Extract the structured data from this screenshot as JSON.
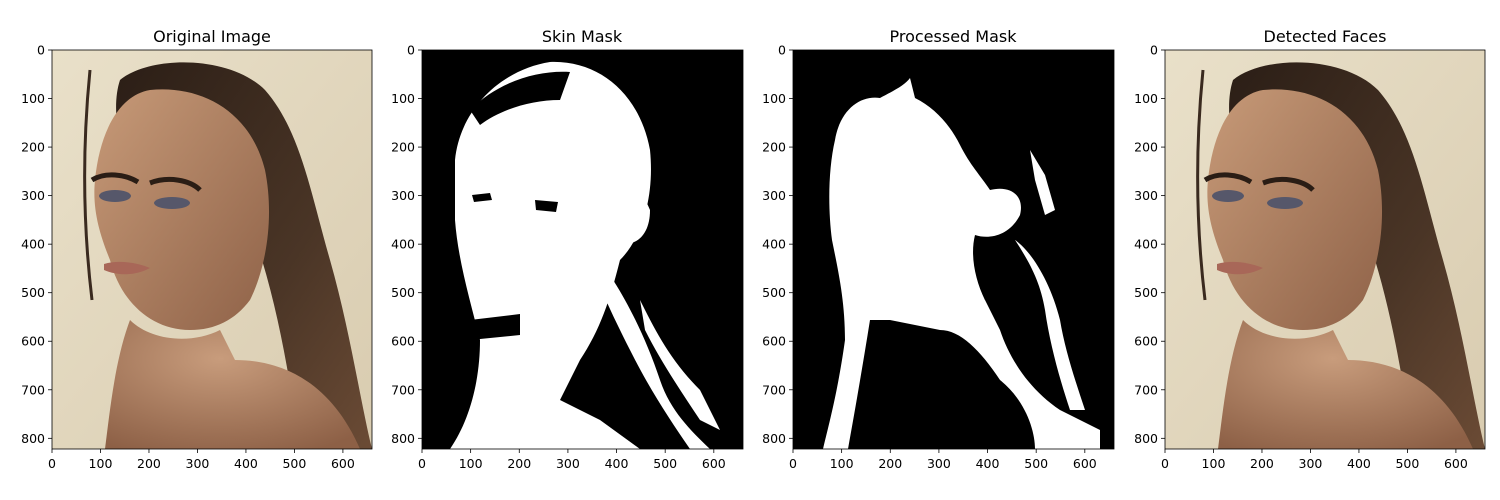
{
  "panels": [
    {
      "id": "original",
      "title": "Original Image",
      "kind": "photo"
    },
    {
      "id": "skin-mask",
      "title": "Skin Mask",
      "kind": "mask"
    },
    {
      "id": "processed-mask",
      "title": "Processed Mask",
      "kind": "processed"
    },
    {
      "id": "detected-faces",
      "title": "Detected Faces",
      "kind": "photo"
    }
  ],
  "axes": {
    "x_ticks": [
      0,
      100,
      200,
      300,
      400,
      500,
      600
    ],
    "y_ticks": [
      0,
      100,
      200,
      300,
      400,
      500,
      600,
      700,
      800
    ],
    "x_range": [
      0,
      660
    ],
    "y_range": [
      0,
      822
    ]
  },
  "colors": {
    "photo_background": "#e6dcc3",
    "hair": "#3a2a1f",
    "skin": "#b48566",
    "mask_white": "#ffffff",
    "mask_black": "#000000"
  }
}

= = =

Task prompt: In the records above, find each line holding "kind" and copy it.

Exercise result:
      "kind": "photo"
      "kind": "mask"
      "kind": "processed"
      "kind": "photo"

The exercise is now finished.